__Your instructions__. Return each line of the data below verbatim; pictures are to be left out.

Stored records
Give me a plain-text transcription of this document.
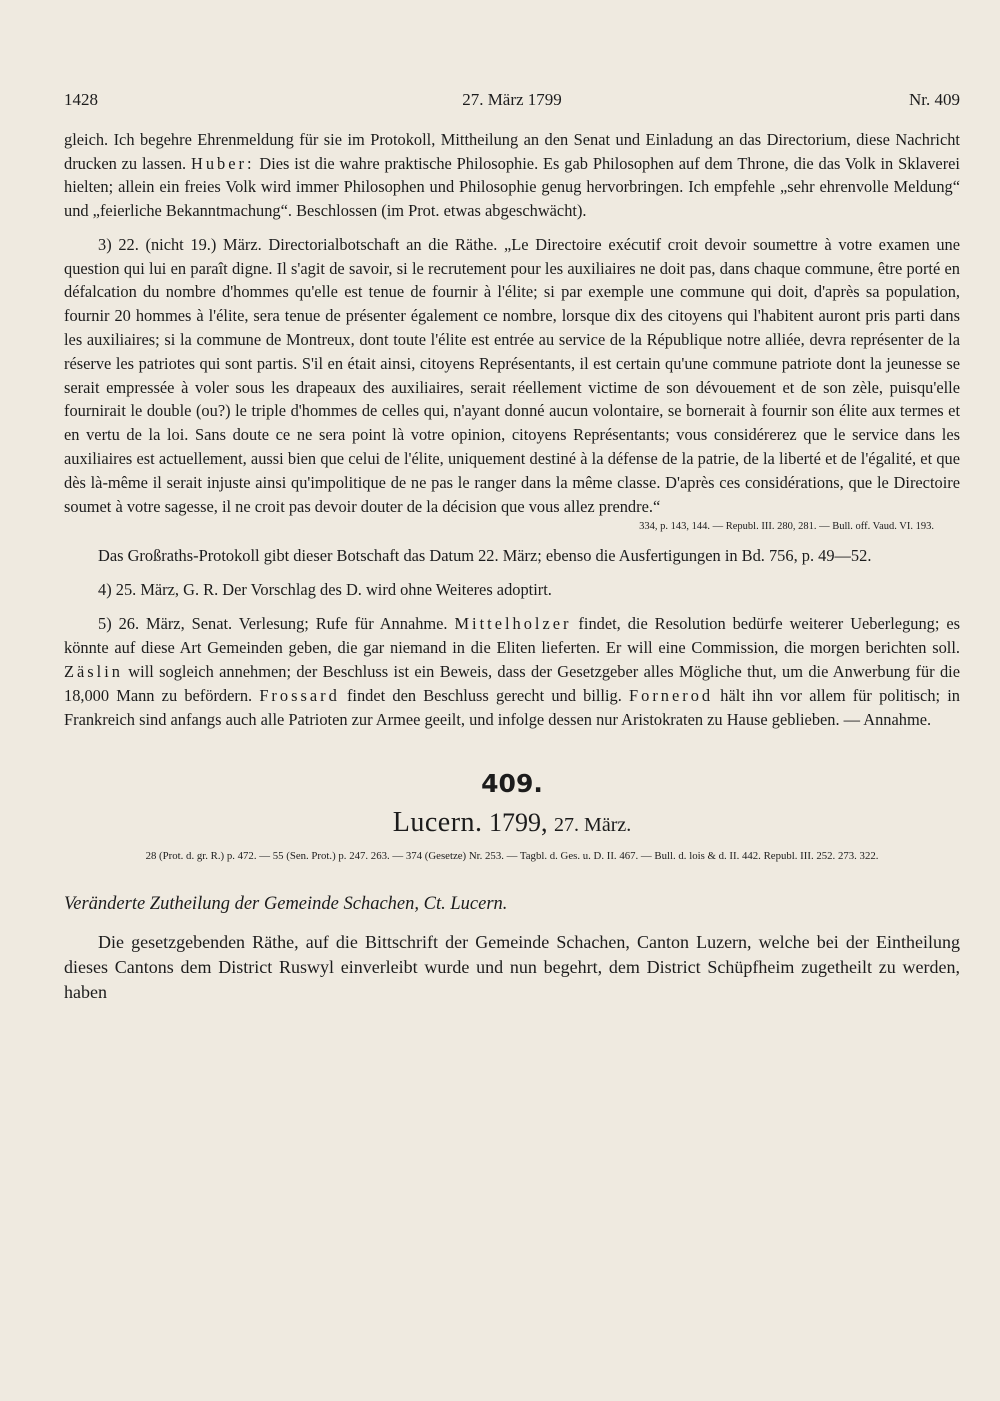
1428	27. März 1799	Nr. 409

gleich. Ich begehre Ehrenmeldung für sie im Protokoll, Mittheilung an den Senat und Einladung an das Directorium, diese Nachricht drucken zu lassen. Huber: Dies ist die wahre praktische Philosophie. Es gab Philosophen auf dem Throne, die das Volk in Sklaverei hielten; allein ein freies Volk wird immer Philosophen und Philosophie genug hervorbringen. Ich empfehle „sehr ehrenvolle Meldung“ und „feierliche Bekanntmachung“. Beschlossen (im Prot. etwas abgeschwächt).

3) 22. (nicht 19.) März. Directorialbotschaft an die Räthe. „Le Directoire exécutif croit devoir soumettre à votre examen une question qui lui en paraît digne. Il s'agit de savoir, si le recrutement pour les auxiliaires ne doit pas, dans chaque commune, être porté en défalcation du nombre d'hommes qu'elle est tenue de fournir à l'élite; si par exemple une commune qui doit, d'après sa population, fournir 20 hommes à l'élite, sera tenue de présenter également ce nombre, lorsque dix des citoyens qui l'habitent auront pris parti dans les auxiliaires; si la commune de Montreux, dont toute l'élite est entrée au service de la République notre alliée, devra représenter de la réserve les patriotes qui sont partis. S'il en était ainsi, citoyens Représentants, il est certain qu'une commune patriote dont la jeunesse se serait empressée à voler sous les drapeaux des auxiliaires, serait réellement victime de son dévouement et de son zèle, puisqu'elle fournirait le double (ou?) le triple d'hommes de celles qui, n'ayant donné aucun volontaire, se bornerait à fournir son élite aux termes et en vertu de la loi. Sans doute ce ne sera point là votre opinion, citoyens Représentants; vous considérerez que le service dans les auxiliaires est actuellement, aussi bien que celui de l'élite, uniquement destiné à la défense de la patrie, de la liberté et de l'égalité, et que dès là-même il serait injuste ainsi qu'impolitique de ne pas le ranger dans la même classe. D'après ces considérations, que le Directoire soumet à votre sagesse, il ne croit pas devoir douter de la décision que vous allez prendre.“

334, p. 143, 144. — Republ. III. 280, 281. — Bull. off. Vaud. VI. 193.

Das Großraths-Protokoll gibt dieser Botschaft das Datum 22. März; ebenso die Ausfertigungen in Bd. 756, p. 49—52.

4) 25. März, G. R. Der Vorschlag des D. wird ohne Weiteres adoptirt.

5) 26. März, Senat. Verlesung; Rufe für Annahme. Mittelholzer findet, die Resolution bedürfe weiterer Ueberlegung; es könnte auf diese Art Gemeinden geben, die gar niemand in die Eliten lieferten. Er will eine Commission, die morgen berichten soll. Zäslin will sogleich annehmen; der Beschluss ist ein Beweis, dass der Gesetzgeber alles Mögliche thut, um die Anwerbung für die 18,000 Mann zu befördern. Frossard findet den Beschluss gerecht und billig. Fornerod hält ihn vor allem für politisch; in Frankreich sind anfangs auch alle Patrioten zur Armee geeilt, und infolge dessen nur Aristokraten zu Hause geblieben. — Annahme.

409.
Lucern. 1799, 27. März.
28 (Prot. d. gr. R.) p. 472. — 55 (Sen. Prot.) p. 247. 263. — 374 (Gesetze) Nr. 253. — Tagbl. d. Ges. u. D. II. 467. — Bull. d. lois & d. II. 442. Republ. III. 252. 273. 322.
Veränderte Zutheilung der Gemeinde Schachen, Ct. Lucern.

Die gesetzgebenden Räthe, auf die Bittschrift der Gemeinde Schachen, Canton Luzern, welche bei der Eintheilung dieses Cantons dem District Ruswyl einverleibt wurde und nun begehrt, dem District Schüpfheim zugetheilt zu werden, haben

__Completed task__.
Give me a plain-text transcription of this document.
1428	27. März 1799	Nr. 409

gleich. Ich begehre Ehrenmeldung für sie im Protokoll, Mittheilung an den Senat und Einladung an das Directorium, diese Nachricht drucken zu lassen. Huber: Dies ist die wahre praktische Philosophie. Es gab Philosophen auf dem Throne, die das Volk in Sklaverei hielten; allein ein freies Volk wird immer Philosophen und Philosophie genug hervorbringen. Ich empfehle „sehr ehrenvolle Meldung“ und „feierliche Bekanntmachung“. Beschlossen (im Prot. etwas abgeschwächt).

3) 22. (nicht 19.) März. Directorialbotschaft an die Räthe. „Le Directoire exécutif croit devoir soumettre à votre examen une question qui lui en paraît digne. Il s'agit de savoir, si le recrutement pour les auxiliaires ne doit pas, dans chaque commune, être porté en défalcation du nombre d'hommes qu'elle est tenue de fournir à l'élite; si par exemple une commune qui doit, d'après sa population, fournir 20 hommes à l'élite, sera tenue de présenter également ce nombre, lorsque dix des citoyens qui l'habitent auront pris parti dans les auxiliaires; si la commune de Montreux, dont toute l'élite est entrée au service de la République notre alliée, devra représenter de la réserve les patriotes qui sont partis. S'il en était ainsi, citoyens Représentants, il est certain qu'une commune patriote dont la jeunesse se serait empressée à voler sous les drapeaux des auxiliaires, serait réellement victime de son dévouement et de son zèle, puisqu'elle fournirait le double (ou?) le triple d'hommes de celles qui, n'ayant donné aucun volontaire, se bornerait à fournir son élite aux termes et en vertu de la loi. Sans doute ce ne sera point là votre opinion, citoyens Représentants; vous considérerez que le service dans les auxiliaires est actuellement, aussi bien que celui de l'élite, uniquement destiné à la défense de la patrie, de la liberté et de l'égalité, et que dès là-même il serait injuste ainsi qu'impolitique de ne pas le ranger dans la même classe. D'après ces considérations, que le Directoire soumet à votre sagesse, il ne croit pas devoir douter de la décision que vous allez prendre.“

334, p. 143, 144. — Republ. III. 280, 281. — Bull. off. Vaud. VI. 193.

Das Großraths-Protokoll gibt dieser Botschaft das Datum 22. März; ebenso die Ausfertigungen in Bd. 756, p. 49—52.

4) 25. März, G. R. Der Vorschlag des D. wird ohne Weiteres adoptirt.

5) 26. März, Senat. Verlesung; Rufe für Annahme. Mittelholzer findet, die Resolution bedürfe weiterer Ueberlegung; es könnte auf diese Art Gemeinden geben, die gar niemand in die Eliten lieferten. Er will eine Commission, die morgen berichten soll. Zäslin will sogleich annehmen; der Beschluss ist ein Beweis, dass der Gesetzgeber alles Mögliche thut, um die Anwerbung für die 18,000 Mann zu befördern. Frossard findet den Beschluss gerecht und billig. Fornerod hält ihn vor allem für politisch; in Frankreich sind anfangs auch alle Patrioten zur Armee geeilt, und infolge dessen nur Aristokraten zu Hause geblieben. — Annahme.

409.
Lucern. 1799, 27. März.
28 (Prot. d. gr. R.) p. 472. — 55 (Sen. Prot.) p. 247. 263. — 374 (Gesetze) Nr. 253. — Tagbl. d. Ges. u. D. II. 467. — Bull. d. lois & d. II. 442. Republ. III. 252. 273. 322.
Veränderte Zutheilung der Gemeinde Schachen, Ct. Lucern.

Die gesetzgebenden Räthe, auf die Bittschrift der Gemeinde Schachen, Canton Luzern, welche bei der Eintheilung dieses Cantons dem District Ruswyl einverleibt wurde und nun begehrt, dem District Schüpfheim zugetheilt zu werden, haben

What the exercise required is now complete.